Aim of the task: Repeat the listing that follows, character for character, minus the pictures.

Supplied data:
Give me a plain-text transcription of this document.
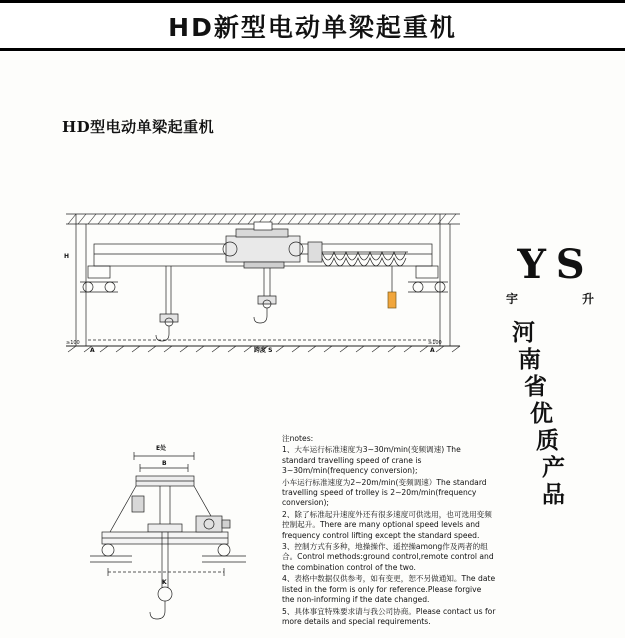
HD新型电动单梁起重机
HD型电动单梁起重机
≥100	≥100
A	A
跨度 S
H
E处
B
K
Y S
宇	升
河
南
省
优
质
产
品

注notes:

1、大车运行标准速度为3~30m/min(变频调速) The standard travelling speed of crane is 3~30m/min(frequency conversion);

小车运行标准速度为2~20m/min(变频调速）The standard travelling speed of trolley is 2~20m/min(frequency conversion);

2、除了标准起升速度外还有很多速度可供选用，也可选用变频控制起升。There are many optional speed levels and frequency control lifting except the standard speed.

3、控制方式有多种，地操操作、遥控操among作及两者的组合。Control methods:ground control,remote control and the combination control of the two.

4、表格中数据仅供参考，如有变更，恕不另做通知。The date listed in the form is only for reference.Please forgive the non-informing if the date changed.

5、具体事宜特殊要求请与我公司协商。Please contact us for more details and special requirements.
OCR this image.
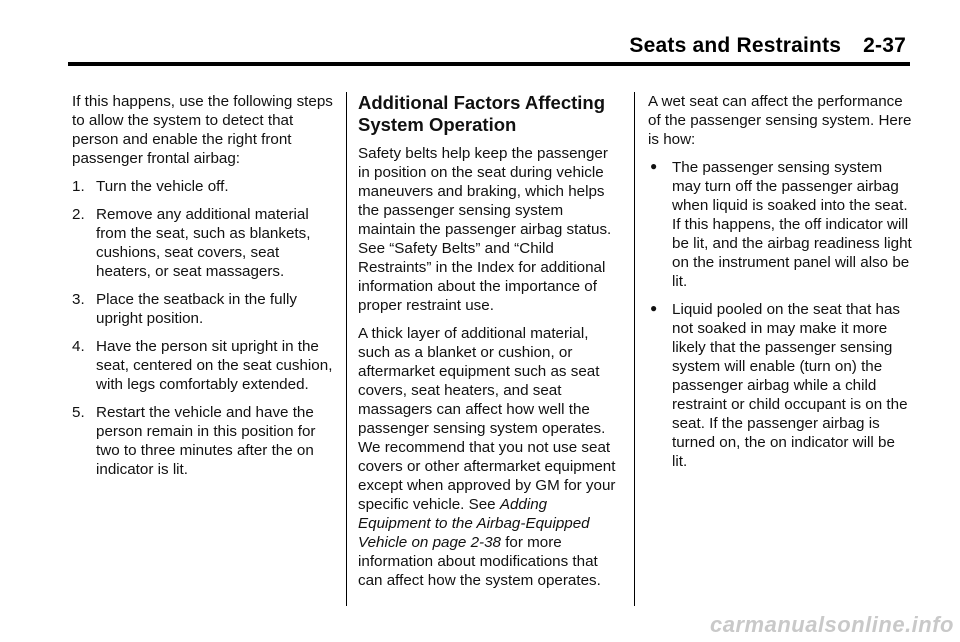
Seats and Restraints 2-37

If this happens, use the following steps to allow the system to detect that person and enable the right front passenger frontal airbag:

1. Turn the vehicle off.
2. Remove any additional material from the seat, such as blankets, cushions, seat covers, seat heaters, or seat massagers.
3. Place the seatback in the fully upright position.
4. Have the person sit upright in the seat, centered on the seat cushion, with legs comfortably extended.
5. Restart the vehicle and have the person remain in this position for two to three minutes after the on indicator is lit.
Additional Factors Affecting System Operation

Safety belts help keep the passenger in position on the seat during vehicle maneuvers and braking, which helps the passenger sensing system maintain the passenger airbag status. See “Safety Belts” and “Child Restraints” in the Index for additional information about the importance of proper restraint use.

A thick layer of additional material, such as a blanket or cushion, or aftermarket equipment such as seat covers, seat heaters, and seat massagers can affect how well the passenger sensing system operates. We recommend that you not use seat covers or other aftermarket equipment except when approved by GM for your specific vehicle. See Adding Equipment to the Airbag-Equipped Vehicle on page 2-38 for more information about modifications that can affect how the system operates.

A wet seat can affect the performance of the passenger sensing system. Here is how:

● The passenger sensing system may turn off the passenger airbag when liquid is soaked into the seat. If this happens, the off indicator will be lit, and the airbag readiness light on the instrument panel will also be lit.
● Liquid pooled on the seat that has not soaked in may make it more likely that the passenger sensing system will enable (turn on) the passenger airbag while a child restraint or child occupant is on the seat. If the passenger airbag is turned on, the on indicator will be lit.
carmanualsonline.info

Exercise response:
Give me a plain-text transcription of this document.
HD新型电动单梁起重机
HD型电动单梁起重机
≥100	≥100
A	A
跨度 S
H
E处
B
K
Y S
宇	升
河
南
省
优
质
产
品

注notes:

1、大车运行标准速度为3~30m/min(变频调速) The standard travelling speed of crane is 3~30m/min(frequency conversion);

小车运行标准速度为2~20m/min(变频调速）The standard travelling speed of trolley is 2~20m/min(frequency conversion);

2、除了标准起升速度外还有很多速度可供选用，也可选用变频控制起升。There are many optional speed levels and frequency control lifting except the standard speed.

3、控制方式有多种，地操操作、遥控操among作及两者的组合。Control methods:ground control,remote control and the combination control of the two.

4、表格中数据仅供参考，如有变更，恕不另做通知。The date listed in the form is only for reference.Please forgive the non-informing if the date changed.

5、具体事宜特殊要求请与我公司协商。Please contact us for more details and special requirements.
OCR this image.
Seats and Restraints 2-37

If this happens, use the following steps to allow the system to detect that person and enable the right front passenger frontal airbag:

1. Turn the vehicle off.
2. Remove any additional material from the seat, such as blankets, cushions, seat covers, seat heaters, or seat massagers.
3. Place the seatback in the fully upright position.
4. Have the person sit upright in the seat, centered on the seat cushion, with legs comfortably extended.
5. Restart the vehicle and have the person remain in this position for two to three minutes after the on indicator is lit.
Additional Factors Affecting System Operation

Safety belts help keep the passenger in position on the seat during vehicle maneuvers and braking, which helps the passenger sensing system maintain the passenger airbag status. See “Safety Belts” and “Child Restraints” in the Index for additional information about the importance of proper restraint use.

A thick layer of additional material, such as a blanket or cushion, or aftermarket equipment such as seat covers, seat heaters, and seat massagers can affect how well the passenger sensing system operates. We recommend that you not use seat covers or other aftermarket equipment except when approved by GM for your specific vehicle. See Adding Equipment to the Airbag-Equipped Vehicle on page 2-38 for more information about modifications that can affect how the system operates.

A wet seat can affect the performance of the passenger sensing system. Here is how:

● The passenger sensing system may turn off the passenger airbag when liquid is soaked into the seat. If this happens, the off indicator will be lit, and the airbag readiness light on the instrument panel will also be lit.
● Liquid pooled on the seat that has not soaked in may make it more likely that the passenger sensing system will enable (turn on) the passenger airbag while a child restraint or child occupant is on the seat. If the passenger airbag is turned on, the on indicator will be lit.
carmanualsonline.info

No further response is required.